Problem: Set each entry down verbatim, omitting images.

** begin Records for the exercise **

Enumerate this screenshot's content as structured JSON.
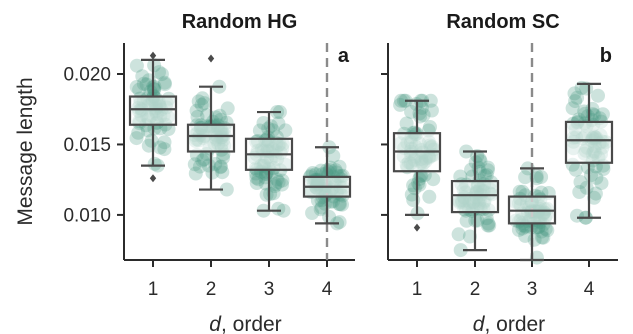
{
  "chart_data": [
    {
      "type": "box",
      "title": "Random HG",
      "panel_label": "a",
      "xlabel_italic": "d",
      "xlabel_rest": ", order",
      "ylabel": "Message length",
      "categories": [
        "1",
        "2",
        "3",
        "4"
      ],
      "ylim": [
        0.0068,
        0.0222
      ],
      "yticks": [
        "0.010",
        "0.015",
        "0.020"
      ],
      "ytick_values": [
        0.01,
        0.015,
        0.02
      ],
      "dashed_line_at": "4",
      "boxes": [
        {
          "category": "1",
          "whisker_low": 0.0135,
          "q1": 0.0164,
          "median": 0.0175,
          "q3": 0.0184,
          "whisker_high": 0.021,
          "outliers": [
            0.0213,
            0.0126
          ]
        },
        {
          "category": "2",
          "whisker_low": 0.0118,
          "q1": 0.0145,
          "median": 0.0156,
          "q3": 0.0164,
          "whisker_high": 0.0191,
          "outliers": [
            0.0211
          ]
        },
        {
          "category": "3",
          "whisker_low": 0.0103,
          "q1": 0.0132,
          "median": 0.0143,
          "q3": 0.0154,
          "whisker_high": 0.0173,
          "outliers": []
        },
        {
          "category": "4",
          "whisker_low": 0.0094,
          "q1": 0.0113,
          "median": 0.012,
          "q3": 0.0127,
          "whisker_high": 0.0148,
          "outliers": []
        }
      ]
    },
    {
      "type": "box",
      "title": "Random SC",
      "panel_label": "b",
      "xlabel_italic": "d",
      "xlabel_rest": ", order",
      "categories": [
        "1",
        "2",
        "3",
        "4"
      ],
      "ylim": [
        0.0068,
        0.0222
      ],
      "dashed_line_at": "3",
      "boxes": [
        {
          "category": "1",
          "whisker_low": 0.01,
          "q1": 0.0131,
          "median": 0.0145,
          "q3": 0.0158,
          "whisker_high": 0.0181,
          "outliers": [
            0.0091
          ]
        },
        {
          "category": "2",
          "whisker_low": 0.0075,
          "q1": 0.0102,
          "median": 0.0114,
          "q3": 0.0124,
          "whisker_high": 0.0145,
          "outliers": []
        },
        {
          "category": "3",
          "whisker_low": 0.0068,
          "q1": 0.0094,
          "median": 0.0103,
          "q3": 0.0113,
          "whisker_high": 0.0133,
          "outliers": []
        },
        {
          "category": "4",
          "whisker_low": 0.0098,
          "q1": 0.0137,
          "median": 0.0153,
          "q3": 0.0166,
          "whisker_high": 0.0193,
          "outliers": []
        }
      ]
    }
  ]
}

** end Records for the exercise **

Exercise solution:
Enumerate this screenshot's content as structured JSON.
{
  "chart_data": [
    {
      "type": "box",
      "title": "Random HG",
      "panel_label": "a",
      "xlabel_italic": "d",
      "xlabel_rest": ", order",
      "ylabel": "Message length",
      "categories": [
        "1",
        "2",
        "3",
        "4"
      ],
      "ylim": [
        0.0068,
        0.0222
      ],
      "yticks": [
        "0.010",
        "0.015",
        "0.020"
      ],
      "ytick_values": [
        0.01,
        0.015,
        0.02
      ],
      "dashed_line_at": "4",
      "boxes": [
        {
          "category": "1",
          "whisker_low": 0.0135,
          "q1": 0.0164,
          "median": 0.0175,
          "q3": 0.0184,
          "whisker_high": 0.021,
          "outliers": [
            0.0213,
            0.0126
          ]
        },
        {
          "category": "2",
          "whisker_low": 0.0118,
          "q1": 0.0145,
          "median": 0.0156,
          "q3": 0.0164,
          "whisker_high": 0.0191,
          "outliers": [
            0.0211
          ]
        },
        {
          "category": "3",
          "whisker_low": 0.0103,
          "q1": 0.0132,
          "median": 0.0143,
          "q3": 0.0154,
          "whisker_high": 0.0173,
          "outliers": []
        },
        {
          "category": "4",
          "whisker_low": 0.0094,
          "q1": 0.0113,
          "median": 0.012,
          "q3": 0.0127,
          "whisker_high": 0.0148,
          "outliers": []
        }
      ]
    },
    {
      "type": "box",
      "title": "Random SC",
      "panel_label": "b",
      "xlabel_italic": "d",
      "xlabel_rest": ", order",
      "categories": [
        "1",
        "2",
        "3",
        "4"
      ],
      "ylim": [
        0.0068,
        0.0222
      ],
      "dashed_line_at": "3",
      "boxes": [
        {
          "category": "1",
          "whisker_low": 0.01,
          "q1": 0.0131,
          "median": 0.0145,
          "q3": 0.0158,
          "whisker_high": 0.0181,
          "outliers": [
            0.0091
          ]
        },
        {
          "category": "2",
          "whisker_low": 0.0075,
          "q1": 0.0102,
          "median": 0.0114,
          "q3": 0.0124,
          "whisker_high": 0.0145,
          "outliers": []
        },
        {
          "category": "3",
          "whisker_low": 0.0068,
          "q1": 0.0094,
          "median": 0.0103,
          "q3": 0.0113,
          "whisker_high": 0.0133,
          "outliers": []
        },
        {
          "category": "4",
          "whisker_low": 0.0098,
          "q1": 0.0137,
          "median": 0.0153,
          "q3": 0.0166,
          "whisker_high": 0.0193,
          "outliers": []
        }
      ]
    }
  ]
}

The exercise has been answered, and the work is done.